What is asked:
Out of the lines below, please list those that hold the string "name".

Source data:
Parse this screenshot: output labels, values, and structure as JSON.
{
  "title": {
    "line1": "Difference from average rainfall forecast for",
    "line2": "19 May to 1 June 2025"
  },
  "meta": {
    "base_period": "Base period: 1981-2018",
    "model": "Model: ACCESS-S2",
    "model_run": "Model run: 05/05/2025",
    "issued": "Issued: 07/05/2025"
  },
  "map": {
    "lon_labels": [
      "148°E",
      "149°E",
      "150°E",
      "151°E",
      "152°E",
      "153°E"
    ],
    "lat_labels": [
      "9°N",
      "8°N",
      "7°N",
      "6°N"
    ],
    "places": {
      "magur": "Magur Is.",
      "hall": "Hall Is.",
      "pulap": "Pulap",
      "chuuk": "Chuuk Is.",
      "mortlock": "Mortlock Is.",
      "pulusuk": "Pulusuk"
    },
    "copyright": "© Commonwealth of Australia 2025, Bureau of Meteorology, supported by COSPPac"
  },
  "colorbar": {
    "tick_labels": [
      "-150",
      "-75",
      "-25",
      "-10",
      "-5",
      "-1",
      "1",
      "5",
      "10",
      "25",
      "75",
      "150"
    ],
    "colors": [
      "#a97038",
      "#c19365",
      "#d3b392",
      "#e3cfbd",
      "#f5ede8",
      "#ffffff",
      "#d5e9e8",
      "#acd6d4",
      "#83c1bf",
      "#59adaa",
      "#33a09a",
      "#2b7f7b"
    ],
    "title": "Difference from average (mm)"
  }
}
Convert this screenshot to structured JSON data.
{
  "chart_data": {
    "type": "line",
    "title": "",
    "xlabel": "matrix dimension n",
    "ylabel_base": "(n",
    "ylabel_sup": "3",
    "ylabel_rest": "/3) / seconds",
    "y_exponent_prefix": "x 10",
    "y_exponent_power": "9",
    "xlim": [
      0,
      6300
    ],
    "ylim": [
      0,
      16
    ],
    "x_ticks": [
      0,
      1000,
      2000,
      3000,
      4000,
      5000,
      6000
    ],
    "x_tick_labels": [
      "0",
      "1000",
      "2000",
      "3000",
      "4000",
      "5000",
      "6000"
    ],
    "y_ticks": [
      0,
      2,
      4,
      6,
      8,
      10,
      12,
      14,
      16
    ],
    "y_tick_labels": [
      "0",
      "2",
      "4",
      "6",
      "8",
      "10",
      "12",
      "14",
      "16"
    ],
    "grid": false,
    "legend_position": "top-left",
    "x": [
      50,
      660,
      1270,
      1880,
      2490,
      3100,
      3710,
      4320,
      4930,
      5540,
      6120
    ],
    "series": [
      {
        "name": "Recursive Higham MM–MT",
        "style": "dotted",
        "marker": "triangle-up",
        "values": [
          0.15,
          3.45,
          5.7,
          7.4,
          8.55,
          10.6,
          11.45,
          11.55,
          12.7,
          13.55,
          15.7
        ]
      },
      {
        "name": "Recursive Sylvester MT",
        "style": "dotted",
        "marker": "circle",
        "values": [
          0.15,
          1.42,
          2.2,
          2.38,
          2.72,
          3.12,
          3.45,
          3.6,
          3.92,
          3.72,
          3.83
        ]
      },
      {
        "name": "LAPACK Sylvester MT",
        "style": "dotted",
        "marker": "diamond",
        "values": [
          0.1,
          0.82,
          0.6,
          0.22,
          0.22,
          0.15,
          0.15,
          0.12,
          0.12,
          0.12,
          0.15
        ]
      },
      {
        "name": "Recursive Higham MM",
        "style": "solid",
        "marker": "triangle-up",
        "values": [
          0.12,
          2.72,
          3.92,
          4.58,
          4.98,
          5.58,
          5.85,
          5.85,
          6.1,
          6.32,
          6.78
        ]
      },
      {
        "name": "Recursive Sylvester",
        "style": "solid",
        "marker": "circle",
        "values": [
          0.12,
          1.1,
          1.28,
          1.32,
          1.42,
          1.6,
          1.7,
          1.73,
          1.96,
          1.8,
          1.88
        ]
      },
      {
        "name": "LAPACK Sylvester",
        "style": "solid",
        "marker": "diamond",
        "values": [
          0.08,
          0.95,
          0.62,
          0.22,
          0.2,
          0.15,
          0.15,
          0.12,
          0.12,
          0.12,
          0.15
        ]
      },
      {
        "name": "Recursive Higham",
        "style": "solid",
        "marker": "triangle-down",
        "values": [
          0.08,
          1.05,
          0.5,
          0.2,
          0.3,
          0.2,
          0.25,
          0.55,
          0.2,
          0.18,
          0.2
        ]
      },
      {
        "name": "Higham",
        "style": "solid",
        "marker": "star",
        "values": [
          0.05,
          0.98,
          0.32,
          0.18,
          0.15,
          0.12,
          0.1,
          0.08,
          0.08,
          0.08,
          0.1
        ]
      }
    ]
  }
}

Answer to this task:
        "name": "Recursive Higham MM–MT",
        "name": "Recursive Sylvester MT",
        "name": "LAPACK Sylvester MT",
        "name": "Recursive Higham MM",
        "name": "Recursive Sylvester",
        "name": "LAPACK Sylvester",
        "name": "Recursive Higham",
        "name": "Higham",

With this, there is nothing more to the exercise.